**Do this**
All of the records below should be output exactly.

## begin Records shown

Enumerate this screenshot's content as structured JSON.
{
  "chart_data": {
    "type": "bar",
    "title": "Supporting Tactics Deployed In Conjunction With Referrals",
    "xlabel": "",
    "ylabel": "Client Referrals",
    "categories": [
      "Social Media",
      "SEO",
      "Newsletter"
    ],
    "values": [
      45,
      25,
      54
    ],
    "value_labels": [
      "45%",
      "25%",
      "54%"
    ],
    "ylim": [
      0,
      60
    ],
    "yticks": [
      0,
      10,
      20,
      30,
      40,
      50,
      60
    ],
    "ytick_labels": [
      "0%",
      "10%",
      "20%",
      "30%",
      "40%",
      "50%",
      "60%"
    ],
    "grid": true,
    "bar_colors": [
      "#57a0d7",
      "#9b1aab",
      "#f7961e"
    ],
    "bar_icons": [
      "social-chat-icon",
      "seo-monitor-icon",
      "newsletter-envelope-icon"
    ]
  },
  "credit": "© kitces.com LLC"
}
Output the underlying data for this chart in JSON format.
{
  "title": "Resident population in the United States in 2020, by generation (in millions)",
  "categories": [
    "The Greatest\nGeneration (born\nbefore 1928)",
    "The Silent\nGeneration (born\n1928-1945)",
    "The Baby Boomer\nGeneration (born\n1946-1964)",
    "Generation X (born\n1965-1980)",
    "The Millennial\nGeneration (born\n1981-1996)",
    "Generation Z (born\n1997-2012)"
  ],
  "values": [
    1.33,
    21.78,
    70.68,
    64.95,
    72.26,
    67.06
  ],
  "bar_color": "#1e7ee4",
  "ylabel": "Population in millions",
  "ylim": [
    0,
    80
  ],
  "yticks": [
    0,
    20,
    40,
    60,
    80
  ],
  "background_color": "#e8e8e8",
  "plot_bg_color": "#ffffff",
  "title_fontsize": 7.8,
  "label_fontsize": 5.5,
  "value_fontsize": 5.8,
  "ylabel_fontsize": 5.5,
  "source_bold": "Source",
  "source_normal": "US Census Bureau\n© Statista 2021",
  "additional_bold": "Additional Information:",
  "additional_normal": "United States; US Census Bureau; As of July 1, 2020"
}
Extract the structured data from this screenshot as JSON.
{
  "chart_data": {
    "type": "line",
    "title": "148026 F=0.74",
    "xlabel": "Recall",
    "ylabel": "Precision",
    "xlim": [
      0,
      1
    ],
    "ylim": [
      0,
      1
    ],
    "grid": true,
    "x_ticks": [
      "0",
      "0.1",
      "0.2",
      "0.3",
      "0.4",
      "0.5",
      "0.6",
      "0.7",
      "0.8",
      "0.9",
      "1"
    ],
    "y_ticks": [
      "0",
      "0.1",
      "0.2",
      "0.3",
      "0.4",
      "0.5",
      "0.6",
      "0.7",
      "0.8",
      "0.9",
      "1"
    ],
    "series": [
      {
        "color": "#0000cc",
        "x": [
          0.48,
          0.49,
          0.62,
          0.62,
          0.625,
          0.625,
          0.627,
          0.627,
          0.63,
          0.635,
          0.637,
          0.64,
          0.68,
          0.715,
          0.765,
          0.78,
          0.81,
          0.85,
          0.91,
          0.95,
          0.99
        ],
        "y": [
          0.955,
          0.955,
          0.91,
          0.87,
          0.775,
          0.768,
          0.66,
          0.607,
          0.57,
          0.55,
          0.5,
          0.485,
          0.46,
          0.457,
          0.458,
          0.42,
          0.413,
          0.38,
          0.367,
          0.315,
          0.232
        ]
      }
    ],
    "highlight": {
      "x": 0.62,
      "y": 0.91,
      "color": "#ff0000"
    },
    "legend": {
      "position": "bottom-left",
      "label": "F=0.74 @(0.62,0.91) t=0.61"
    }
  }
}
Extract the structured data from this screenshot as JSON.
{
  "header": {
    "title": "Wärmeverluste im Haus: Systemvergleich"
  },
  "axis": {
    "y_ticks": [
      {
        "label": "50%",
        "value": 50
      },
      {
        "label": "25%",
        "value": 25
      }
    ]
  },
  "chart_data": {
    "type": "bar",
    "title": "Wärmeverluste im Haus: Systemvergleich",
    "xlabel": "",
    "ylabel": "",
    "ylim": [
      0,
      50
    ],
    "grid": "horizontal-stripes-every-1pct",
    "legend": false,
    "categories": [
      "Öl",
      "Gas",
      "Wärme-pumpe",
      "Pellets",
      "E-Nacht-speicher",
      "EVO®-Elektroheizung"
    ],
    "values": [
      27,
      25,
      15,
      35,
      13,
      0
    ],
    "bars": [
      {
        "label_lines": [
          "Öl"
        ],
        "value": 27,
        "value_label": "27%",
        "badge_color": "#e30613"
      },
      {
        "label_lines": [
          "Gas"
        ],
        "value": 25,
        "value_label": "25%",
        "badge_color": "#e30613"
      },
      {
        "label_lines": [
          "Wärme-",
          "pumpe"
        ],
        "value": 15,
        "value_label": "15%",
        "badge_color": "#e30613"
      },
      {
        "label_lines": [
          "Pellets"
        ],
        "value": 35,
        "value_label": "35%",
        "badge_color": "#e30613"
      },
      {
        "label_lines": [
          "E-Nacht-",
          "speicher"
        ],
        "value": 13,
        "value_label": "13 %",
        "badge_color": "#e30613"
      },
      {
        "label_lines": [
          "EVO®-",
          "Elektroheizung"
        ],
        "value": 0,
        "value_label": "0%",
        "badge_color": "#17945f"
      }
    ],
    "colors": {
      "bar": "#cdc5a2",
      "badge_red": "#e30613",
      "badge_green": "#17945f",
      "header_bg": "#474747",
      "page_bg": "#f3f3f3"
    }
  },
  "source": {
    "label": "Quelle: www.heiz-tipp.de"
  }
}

## end Records shown

**Task answer**
Enumerate this screenshot's content as structured JSON.
{
  "chart_data": {
    "type": "bar",
    "title": "Supporting Tactics Deployed In Conjunction With Referrals",
    "xlabel": "",
    "ylabel": "Client Referrals",
    "categories": [
      "Social Media",
      "SEO",
      "Newsletter"
    ],
    "values": [
      45,
      25,
      54
    ],
    "value_labels": [
      "45%",
      "25%",
      "54%"
    ],
    "ylim": [
      0,
      60
    ],
    "yticks": [
      0,
      10,
      20,
      30,
      40,
      50,
      60
    ],
    "ytick_labels": [
      "0%",
      "10%",
      "20%",
      "30%",
      "40%",
      "50%",
      "60%"
    ],
    "grid": true,
    "bar_colors": [
      "#57a0d7",
      "#9b1aab",
      "#f7961e"
    ],
    "bar_icons": [
      "social-chat-icon",
      "seo-monitor-icon",
      "newsletter-envelope-icon"
    ]
  },
  "credit": "© kitces.com LLC"
}
Output the underlying data for this chart in JSON format.
{
  "title": "Resident population in the United States in 2020, by generation (in millions)",
  "categories": [
    "The Greatest\nGeneration (born\nbefore 1928)",
    "The Silent\nGeneration (born\n1928-1945)",
    "The Baby Boomer\nGeneration (born\n1946-1964)",
    "Generation X (born\n1965-1980)",
    "The Millennial\nGeneration (born\n1981-1996)",
    "Generation Z (born\n1997-2012)"
  ],
  "values": [
    1.33,
    21.78,
    70.68,
    64.95,
    72.26,
    67.06
  ],
  "bar_color": "#1e7ee4",
  "ylabel": "Population in millions",
  "ylim": [
    0,
    80
  ],
  "yticks": [
    0,
    20,
    40,
    60,
    80
  ],
  "background_color": "#e8e8e8",
  "plot_bg_color": "#ffffff",
  "title_fontsize": 7.8,
  "label_fontsize": 5.5,
  "value_fontsize": 5.8,
  "ylabel_fontsize": 5.5,
  "source_bold": "Source",
  "source_normal": "US Census Bureau\n© Statista 2021",
  "additional_bold": "Additional Information:",
  "additional_normal": "United States; US Census Bureau; As of July 1, 2020"
}
Extract the structured data from this screenshot as JSON.
{
  "chart_data": {
    "type": "line",
    "title": "148026 F=0.74",
    "xlabel": "Recall",
    "ylabel": "Precision",
    "xlim": [
      0,
      1
    ],
    "ylim": [
      0,
      1
    ],
    "grid": true,
    "x_ticks": [
      "0",
      "0.1",
      "0.2",
      "0.3",
      "0.4",
      "0.5",
      "0.6",
      "0.7",
      "0.8",
      "0.9",
      "1"
    ],
    "y_ticks": [
      "0",
      "0.1",
      "0.2",
      "0.3",
      "0.4",
      "0.5",
      "0.6",
      "0.7",
      "0.8",
      "0.9",
      "1"
    ],
    "series": [
      {
        "color": "#0000cc",
        "x": [
          0.48,
          0.49,
          0.62,
          0.62,
          0.625,
          0.625,
          0.627,
          0.627,
          0.63,
          0.635,
          0.637,
          0.64,
          0.68,
          0.715,
          0.765,
          0.78,
          0.81,
          0.85,
          0.91,
          0.95,
          0.99
        ],
        "y": [
          0.955,
          0.955,
          0.91,
          0.87,
          0.775,
          0.768,
          0.66,
          0.607,
          0.57,
          0.55,
          0.5,
          0.485,
          0.46,
          0.457,
          0.458,
          0.42,
          0.413,
          0.38,
          0.367,
          0.315,
          0.232
        ]
      }
    ],
    "highlight": {
      "x": 0.62,
      "y": 0.91,
      "color": "#ff0000"
    },
    "legend": {
      "position": "bottom-left",
      "label": "F=0.74 @(0.62,0.91) t=0.61"
    }
  }
}
Extract the structured data from this screenshot as JSON.
{
  "header": {
    "title": "Wärmeverluste im Haus: Systemvergleich"
  },
  "axis": {
    "y_ticks": [
      {
        "label": "50%",
        "value": 50
      },
      {
        "label": "25%",
        "value": 25
      }
    ]
  },
  "chart_data": {
    "type": "bar",
    "title": "Wärmeverluste im Haus: Systemvergleich",
    "xlabel": "",
    "ylabel": "",
    "ylim": [
      0,
      50
    ],
    "grid": "horizontal-stripes-every-1pct",
    "legend": false,
    "categories": [
      "Öl",
      "Gas",
      "Wärme-pumpe",
      "Pellets",
      "E-Nacht-speicher",
      "EVO®-Elektroheizung"
    ],
    "values": [
      27,
      25,
      15,
      35,
      13,
      0
    ],
    "bars": [
      {
        "label_lines": [
          "Öl"
        ],
        "value": 27,
        "value_label": "27%",
        "badge_color": "#e30613"
      },
      {
        "label_lines": [
          "Gas"
        ],
        "value": 25,
        "value_label": "25%",
        "badge_color": "#e30613"
      },
      {
        "label_lines": [
          "Wärme-",
          "pumpe"
        ],
        "value": 15,
        "value_label": "15%",
        "badge_color": "#e30613"
      },
      {
        "label_lines": [
          "Pellets"
        ],
        "value": 35,
        "value_label": "35%",
        "badge_color": "#e30613"
      },
      {
        "label_lines": [
          "E-Nacht-",
          "speicher"
        ],
        "value": 13,
        "value_label": "13 %",
        "badge_color": "#e30613"
      },
      {
        "label_lines": [
          "EVO®-",
          "Elektroheizung"
        ],
        "value": 0,
        "value_label": "0%",
        "badge_color": "#17945f"
      }
    ],
    "colors": {
      "bar": "#cdc5a2",
      "badge_red": "#e30613",
      "badge_green": "#17945f",
      "header_bg": "#474747",
      "page_bg": "#f3f3f3"
    }
  },
  "source": {
    "label": "Quelle: www.heiz-tipp.de"
  }
}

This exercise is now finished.